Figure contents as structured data
_ _ _
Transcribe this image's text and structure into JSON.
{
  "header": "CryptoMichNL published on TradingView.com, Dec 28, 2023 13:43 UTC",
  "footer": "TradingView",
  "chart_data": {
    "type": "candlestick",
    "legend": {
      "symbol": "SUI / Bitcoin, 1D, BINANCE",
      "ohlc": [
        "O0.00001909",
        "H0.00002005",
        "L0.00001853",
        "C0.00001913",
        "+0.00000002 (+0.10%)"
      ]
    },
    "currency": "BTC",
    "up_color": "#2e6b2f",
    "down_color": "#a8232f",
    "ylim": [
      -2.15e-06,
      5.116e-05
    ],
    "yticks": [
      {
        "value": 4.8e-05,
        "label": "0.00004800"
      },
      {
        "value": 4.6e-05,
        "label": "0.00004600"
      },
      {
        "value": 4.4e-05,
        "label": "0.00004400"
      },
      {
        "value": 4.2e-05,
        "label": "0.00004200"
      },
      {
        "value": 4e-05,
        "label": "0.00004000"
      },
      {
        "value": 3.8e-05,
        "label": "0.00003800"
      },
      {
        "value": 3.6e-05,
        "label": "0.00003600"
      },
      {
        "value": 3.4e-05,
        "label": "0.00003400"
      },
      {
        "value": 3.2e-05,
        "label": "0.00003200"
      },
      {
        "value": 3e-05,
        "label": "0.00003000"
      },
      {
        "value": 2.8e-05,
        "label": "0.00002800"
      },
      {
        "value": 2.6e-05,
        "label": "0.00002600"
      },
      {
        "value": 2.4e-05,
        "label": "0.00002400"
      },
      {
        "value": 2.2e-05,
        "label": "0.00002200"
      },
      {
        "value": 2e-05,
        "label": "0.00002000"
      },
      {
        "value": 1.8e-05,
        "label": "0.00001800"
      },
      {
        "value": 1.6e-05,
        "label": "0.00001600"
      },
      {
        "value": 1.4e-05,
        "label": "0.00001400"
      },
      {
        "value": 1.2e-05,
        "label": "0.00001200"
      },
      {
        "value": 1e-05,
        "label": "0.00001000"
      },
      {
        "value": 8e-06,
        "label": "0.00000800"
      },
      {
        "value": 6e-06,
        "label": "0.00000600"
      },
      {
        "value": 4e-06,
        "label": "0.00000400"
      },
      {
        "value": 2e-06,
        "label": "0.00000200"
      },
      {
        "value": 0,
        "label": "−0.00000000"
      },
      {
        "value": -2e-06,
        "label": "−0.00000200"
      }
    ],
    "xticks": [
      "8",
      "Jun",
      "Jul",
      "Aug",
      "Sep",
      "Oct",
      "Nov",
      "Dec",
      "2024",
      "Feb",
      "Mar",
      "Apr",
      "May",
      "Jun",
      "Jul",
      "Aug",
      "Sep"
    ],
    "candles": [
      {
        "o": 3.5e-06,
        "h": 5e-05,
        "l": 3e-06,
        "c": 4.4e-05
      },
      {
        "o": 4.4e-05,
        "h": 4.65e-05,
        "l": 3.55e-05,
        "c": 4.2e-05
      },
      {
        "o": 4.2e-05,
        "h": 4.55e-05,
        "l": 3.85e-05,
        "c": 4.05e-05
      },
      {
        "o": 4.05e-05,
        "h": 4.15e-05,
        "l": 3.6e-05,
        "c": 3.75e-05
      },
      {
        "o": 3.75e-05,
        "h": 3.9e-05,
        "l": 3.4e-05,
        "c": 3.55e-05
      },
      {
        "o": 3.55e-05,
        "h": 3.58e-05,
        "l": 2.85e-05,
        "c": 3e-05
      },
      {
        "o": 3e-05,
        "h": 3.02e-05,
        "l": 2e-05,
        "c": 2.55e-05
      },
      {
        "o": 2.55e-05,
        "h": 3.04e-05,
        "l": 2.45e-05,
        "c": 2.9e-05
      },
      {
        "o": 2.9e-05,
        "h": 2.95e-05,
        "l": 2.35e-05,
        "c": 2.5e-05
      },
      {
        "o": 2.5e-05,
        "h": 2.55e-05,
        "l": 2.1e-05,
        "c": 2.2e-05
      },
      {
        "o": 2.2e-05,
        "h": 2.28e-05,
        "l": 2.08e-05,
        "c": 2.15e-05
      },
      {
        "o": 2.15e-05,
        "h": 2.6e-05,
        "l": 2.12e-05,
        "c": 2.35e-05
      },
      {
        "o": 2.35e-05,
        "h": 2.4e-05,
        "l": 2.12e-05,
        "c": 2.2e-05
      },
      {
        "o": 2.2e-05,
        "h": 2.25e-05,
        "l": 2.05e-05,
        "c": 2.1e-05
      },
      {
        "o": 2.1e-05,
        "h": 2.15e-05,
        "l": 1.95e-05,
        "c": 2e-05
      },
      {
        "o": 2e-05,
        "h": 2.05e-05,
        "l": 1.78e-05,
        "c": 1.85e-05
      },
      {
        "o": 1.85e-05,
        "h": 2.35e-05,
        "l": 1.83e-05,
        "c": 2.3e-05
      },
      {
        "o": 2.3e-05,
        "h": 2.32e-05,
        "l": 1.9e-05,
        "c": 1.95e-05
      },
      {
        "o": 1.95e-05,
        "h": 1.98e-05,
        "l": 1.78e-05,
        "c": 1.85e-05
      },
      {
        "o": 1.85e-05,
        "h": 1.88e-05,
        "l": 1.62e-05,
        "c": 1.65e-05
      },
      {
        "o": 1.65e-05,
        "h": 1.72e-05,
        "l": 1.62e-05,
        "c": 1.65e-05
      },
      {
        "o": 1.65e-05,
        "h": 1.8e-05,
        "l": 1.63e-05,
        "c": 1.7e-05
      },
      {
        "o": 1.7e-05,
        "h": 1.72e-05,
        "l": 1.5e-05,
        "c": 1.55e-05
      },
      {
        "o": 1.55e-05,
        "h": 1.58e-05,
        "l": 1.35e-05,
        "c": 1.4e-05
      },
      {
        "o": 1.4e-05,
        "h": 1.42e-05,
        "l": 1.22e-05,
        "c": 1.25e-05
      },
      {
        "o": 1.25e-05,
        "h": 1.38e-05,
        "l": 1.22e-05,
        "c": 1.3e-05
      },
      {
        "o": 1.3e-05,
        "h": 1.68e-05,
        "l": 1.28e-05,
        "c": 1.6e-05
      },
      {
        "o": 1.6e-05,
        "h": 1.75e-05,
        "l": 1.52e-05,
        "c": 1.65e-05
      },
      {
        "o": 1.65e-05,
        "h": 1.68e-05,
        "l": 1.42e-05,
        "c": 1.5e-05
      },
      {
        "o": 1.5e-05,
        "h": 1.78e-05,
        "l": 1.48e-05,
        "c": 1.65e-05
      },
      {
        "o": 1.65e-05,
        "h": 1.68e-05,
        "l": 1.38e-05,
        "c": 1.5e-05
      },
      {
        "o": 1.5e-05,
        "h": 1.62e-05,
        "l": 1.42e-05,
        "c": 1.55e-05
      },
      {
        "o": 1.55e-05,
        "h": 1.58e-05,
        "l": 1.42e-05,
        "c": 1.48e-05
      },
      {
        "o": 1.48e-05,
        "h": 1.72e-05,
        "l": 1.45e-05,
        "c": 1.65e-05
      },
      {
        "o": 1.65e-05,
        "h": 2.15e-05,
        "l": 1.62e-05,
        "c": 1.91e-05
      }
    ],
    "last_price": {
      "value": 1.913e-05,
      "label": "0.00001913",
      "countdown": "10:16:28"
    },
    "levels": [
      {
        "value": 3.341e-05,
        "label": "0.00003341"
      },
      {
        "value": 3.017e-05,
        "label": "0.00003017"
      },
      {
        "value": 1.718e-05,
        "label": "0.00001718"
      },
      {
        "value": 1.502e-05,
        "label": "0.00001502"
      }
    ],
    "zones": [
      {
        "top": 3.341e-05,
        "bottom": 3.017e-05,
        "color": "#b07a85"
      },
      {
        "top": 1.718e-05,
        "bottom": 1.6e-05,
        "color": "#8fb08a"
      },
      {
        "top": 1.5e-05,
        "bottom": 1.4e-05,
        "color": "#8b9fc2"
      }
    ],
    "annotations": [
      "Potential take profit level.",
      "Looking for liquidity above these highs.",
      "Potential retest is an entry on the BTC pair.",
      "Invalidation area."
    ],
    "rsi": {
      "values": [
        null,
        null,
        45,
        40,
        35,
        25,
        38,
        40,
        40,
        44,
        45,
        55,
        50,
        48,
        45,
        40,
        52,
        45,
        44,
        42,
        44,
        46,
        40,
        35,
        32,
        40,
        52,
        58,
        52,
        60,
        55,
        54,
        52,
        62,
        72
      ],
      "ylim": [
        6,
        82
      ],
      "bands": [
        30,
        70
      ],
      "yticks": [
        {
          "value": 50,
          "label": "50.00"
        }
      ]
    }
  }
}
_ _ _
• Work to be completed: Which lines of the data above contain "bottom"? Copy each one.

• Full output:
        "bottom": 3.017e-05,
        "bottom": 1.6e-05,
        "bottom": 1.4e-05,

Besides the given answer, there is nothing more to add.